Look through the listing below and work out how many of its lines hold the word "this". Give only the number.

INFORMATION PROVIDED ->
========
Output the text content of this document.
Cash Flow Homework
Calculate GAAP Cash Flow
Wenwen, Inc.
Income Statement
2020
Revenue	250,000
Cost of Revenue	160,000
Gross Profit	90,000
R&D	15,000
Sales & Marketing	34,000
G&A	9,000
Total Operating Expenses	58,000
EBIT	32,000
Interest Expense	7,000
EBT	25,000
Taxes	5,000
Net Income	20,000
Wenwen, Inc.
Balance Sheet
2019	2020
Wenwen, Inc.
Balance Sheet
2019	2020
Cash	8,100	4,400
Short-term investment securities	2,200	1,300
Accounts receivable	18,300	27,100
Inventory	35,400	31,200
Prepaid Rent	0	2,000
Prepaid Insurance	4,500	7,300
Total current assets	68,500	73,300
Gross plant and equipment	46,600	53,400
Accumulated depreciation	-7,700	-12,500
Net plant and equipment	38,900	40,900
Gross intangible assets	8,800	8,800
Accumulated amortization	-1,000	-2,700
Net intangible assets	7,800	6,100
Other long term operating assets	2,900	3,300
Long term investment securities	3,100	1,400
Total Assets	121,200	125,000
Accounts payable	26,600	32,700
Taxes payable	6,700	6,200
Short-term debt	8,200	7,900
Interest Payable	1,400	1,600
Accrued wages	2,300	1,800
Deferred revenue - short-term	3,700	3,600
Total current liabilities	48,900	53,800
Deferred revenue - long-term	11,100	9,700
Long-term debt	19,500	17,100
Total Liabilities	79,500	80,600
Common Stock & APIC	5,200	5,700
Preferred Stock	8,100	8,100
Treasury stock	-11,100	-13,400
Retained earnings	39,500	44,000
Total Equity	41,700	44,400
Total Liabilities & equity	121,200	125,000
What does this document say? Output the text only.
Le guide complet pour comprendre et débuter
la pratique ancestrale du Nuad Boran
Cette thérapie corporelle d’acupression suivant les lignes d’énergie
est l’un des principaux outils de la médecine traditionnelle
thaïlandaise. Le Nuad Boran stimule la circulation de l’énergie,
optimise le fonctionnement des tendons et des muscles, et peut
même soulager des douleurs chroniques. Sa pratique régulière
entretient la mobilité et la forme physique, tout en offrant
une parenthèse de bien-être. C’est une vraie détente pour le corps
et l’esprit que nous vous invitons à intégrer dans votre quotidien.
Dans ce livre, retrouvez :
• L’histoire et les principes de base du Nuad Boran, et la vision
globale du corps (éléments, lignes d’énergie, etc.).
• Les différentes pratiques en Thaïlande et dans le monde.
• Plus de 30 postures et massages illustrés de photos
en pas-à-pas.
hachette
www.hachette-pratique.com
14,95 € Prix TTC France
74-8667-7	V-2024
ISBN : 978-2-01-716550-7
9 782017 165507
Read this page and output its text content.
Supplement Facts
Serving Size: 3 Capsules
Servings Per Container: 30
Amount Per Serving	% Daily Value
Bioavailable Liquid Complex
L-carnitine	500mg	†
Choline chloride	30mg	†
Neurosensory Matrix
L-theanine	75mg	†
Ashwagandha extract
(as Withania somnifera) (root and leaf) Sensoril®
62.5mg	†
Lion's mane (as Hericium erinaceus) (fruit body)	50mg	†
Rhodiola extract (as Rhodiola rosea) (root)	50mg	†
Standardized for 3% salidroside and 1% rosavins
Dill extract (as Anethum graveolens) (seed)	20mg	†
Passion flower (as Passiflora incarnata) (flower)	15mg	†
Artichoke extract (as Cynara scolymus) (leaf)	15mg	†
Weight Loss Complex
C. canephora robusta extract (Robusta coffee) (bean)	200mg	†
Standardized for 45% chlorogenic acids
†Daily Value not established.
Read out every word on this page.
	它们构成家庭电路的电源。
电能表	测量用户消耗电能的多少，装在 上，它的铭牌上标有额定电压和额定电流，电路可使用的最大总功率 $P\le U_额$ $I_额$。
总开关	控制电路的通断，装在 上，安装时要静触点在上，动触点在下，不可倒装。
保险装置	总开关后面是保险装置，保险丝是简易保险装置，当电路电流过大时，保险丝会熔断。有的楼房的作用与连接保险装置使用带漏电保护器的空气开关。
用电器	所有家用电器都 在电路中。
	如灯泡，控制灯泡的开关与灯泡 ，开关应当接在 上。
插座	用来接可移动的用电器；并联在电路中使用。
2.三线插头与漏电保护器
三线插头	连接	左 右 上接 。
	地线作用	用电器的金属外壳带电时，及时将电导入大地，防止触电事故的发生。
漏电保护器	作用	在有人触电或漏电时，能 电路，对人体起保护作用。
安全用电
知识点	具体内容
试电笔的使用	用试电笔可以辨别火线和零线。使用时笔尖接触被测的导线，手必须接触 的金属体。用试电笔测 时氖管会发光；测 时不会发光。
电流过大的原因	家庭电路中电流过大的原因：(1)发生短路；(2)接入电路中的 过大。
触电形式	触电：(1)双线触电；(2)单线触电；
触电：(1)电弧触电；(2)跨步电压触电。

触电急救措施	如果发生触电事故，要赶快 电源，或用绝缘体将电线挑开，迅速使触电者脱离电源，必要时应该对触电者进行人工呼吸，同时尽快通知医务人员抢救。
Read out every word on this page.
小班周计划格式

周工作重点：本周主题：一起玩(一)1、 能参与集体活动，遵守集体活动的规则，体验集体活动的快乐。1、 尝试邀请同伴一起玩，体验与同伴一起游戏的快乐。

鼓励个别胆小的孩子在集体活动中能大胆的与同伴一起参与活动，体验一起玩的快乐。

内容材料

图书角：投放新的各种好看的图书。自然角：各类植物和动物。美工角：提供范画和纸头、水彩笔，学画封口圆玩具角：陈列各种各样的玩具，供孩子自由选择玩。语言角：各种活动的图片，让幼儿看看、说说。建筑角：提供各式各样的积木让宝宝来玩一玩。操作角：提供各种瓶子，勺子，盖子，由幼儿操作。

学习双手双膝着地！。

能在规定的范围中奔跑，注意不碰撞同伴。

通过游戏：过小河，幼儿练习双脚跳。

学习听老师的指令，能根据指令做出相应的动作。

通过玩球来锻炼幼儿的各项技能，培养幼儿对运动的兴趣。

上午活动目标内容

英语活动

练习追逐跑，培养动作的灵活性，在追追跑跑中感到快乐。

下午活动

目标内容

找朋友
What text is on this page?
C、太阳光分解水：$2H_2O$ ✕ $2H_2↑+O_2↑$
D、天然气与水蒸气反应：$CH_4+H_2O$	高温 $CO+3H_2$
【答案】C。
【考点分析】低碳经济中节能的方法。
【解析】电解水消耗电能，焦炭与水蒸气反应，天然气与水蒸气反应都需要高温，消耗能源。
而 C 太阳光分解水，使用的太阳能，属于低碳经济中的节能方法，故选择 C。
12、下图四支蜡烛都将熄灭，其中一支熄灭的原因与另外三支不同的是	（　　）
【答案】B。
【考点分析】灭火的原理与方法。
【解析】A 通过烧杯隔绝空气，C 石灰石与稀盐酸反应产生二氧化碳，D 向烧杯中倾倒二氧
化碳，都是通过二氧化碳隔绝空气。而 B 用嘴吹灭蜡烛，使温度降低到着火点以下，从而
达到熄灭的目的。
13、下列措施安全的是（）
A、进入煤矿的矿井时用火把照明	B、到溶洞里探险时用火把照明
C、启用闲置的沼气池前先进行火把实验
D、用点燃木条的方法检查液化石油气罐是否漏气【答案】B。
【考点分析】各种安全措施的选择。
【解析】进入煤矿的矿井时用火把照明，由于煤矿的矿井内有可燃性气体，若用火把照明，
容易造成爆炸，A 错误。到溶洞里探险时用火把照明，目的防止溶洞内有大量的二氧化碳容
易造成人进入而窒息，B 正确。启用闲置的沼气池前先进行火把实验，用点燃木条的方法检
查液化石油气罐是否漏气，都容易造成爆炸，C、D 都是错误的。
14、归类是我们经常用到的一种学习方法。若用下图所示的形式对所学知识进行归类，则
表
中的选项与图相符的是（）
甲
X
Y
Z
========
TASK RESULT -> 6